Dataset listings of figures:
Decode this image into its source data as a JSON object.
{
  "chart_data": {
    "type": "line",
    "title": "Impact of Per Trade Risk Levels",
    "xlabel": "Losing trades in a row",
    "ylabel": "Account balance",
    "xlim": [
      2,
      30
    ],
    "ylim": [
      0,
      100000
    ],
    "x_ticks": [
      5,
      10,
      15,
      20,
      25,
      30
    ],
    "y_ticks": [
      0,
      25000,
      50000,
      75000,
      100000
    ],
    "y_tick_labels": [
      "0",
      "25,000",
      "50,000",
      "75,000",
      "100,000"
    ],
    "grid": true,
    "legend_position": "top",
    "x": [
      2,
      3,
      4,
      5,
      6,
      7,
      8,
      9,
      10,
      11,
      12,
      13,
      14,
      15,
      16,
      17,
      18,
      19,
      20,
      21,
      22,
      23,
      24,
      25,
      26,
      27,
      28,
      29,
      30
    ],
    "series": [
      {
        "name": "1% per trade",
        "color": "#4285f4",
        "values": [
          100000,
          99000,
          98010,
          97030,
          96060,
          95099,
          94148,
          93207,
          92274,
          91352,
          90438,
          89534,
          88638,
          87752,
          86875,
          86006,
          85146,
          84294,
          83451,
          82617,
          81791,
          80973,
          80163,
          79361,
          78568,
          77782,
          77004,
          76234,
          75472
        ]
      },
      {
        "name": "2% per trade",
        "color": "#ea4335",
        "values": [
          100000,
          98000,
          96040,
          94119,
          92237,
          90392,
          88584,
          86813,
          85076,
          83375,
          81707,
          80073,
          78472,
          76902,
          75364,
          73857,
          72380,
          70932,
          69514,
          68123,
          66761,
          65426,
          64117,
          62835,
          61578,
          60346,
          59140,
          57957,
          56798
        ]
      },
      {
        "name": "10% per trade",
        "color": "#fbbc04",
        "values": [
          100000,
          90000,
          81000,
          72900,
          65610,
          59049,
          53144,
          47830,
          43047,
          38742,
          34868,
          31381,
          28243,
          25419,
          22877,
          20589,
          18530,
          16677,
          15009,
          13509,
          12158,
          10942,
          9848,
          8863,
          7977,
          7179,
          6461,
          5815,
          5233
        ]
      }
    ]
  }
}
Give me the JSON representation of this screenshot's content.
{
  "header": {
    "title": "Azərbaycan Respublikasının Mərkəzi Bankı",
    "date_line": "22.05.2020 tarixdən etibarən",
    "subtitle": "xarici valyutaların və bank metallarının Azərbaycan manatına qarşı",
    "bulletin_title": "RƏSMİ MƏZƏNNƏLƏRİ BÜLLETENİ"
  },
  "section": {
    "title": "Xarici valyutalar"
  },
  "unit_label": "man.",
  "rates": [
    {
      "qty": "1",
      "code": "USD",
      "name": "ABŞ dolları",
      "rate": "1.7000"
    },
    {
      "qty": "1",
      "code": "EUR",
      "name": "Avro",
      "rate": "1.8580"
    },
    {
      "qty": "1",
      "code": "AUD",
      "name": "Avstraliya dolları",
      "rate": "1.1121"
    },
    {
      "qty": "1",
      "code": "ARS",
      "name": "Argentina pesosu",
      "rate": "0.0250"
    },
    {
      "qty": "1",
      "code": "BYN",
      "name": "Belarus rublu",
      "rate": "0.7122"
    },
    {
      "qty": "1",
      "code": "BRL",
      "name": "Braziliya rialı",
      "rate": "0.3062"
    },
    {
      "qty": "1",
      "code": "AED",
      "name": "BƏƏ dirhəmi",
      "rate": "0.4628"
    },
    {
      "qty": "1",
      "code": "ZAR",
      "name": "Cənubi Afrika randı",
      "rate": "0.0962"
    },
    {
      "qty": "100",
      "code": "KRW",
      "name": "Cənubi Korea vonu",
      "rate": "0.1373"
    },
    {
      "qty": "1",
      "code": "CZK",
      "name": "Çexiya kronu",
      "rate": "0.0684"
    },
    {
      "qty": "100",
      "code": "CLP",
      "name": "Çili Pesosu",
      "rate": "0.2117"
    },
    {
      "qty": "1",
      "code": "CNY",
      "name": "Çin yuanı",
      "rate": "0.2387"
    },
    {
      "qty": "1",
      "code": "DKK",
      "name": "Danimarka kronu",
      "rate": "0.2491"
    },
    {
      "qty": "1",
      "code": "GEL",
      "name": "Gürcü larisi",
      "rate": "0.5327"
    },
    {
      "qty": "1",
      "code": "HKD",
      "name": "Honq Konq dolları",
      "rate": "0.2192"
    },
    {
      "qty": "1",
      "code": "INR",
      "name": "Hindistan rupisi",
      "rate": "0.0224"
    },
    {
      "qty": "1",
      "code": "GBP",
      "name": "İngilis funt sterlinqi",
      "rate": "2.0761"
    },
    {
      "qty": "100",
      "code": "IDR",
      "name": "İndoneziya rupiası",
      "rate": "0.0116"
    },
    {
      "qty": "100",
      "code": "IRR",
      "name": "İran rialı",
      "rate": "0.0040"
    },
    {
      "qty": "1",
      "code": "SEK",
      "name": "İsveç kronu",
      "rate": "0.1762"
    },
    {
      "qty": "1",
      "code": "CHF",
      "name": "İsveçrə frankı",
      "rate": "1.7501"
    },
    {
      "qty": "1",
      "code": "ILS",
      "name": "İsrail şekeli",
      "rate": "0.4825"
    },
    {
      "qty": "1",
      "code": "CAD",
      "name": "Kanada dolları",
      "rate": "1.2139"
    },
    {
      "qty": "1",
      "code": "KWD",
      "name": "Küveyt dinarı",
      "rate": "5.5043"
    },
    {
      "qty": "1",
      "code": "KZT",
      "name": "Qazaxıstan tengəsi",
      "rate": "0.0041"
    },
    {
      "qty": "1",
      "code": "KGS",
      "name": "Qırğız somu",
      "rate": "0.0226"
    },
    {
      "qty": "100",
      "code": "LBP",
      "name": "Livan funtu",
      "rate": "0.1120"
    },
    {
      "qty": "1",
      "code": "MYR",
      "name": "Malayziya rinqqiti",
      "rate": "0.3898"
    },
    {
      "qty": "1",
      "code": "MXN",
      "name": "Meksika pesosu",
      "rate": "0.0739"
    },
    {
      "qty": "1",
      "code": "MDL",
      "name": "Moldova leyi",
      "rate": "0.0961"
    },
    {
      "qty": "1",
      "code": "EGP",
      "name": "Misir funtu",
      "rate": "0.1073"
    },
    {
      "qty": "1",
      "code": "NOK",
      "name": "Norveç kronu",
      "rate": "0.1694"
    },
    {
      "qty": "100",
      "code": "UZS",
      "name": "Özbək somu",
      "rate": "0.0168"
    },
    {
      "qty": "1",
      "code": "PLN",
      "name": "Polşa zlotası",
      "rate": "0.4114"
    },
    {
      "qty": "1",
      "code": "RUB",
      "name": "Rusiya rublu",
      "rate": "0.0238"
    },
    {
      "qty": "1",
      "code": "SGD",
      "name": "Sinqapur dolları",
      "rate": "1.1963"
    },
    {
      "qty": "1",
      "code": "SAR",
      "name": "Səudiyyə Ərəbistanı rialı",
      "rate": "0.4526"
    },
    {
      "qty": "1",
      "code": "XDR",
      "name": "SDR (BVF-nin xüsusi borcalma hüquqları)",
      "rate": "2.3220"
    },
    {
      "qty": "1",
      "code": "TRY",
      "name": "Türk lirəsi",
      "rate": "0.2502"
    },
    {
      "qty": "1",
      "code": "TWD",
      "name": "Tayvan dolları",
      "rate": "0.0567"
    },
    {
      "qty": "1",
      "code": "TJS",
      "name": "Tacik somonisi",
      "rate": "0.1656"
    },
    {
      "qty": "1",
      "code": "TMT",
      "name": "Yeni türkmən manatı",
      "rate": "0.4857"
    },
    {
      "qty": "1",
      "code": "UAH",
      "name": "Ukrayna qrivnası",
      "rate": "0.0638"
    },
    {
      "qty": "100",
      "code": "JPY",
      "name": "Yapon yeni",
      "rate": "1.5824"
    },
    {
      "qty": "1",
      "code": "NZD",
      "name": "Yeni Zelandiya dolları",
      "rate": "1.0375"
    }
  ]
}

*Aim*. Scan the records above for the string "rialı", then select every line that holds it.

*Correct output*.
      "name": "Braziliya rialı",
      "name": "İran rialı",
      "name": "Səudiyyə Ərəbistanı rialı",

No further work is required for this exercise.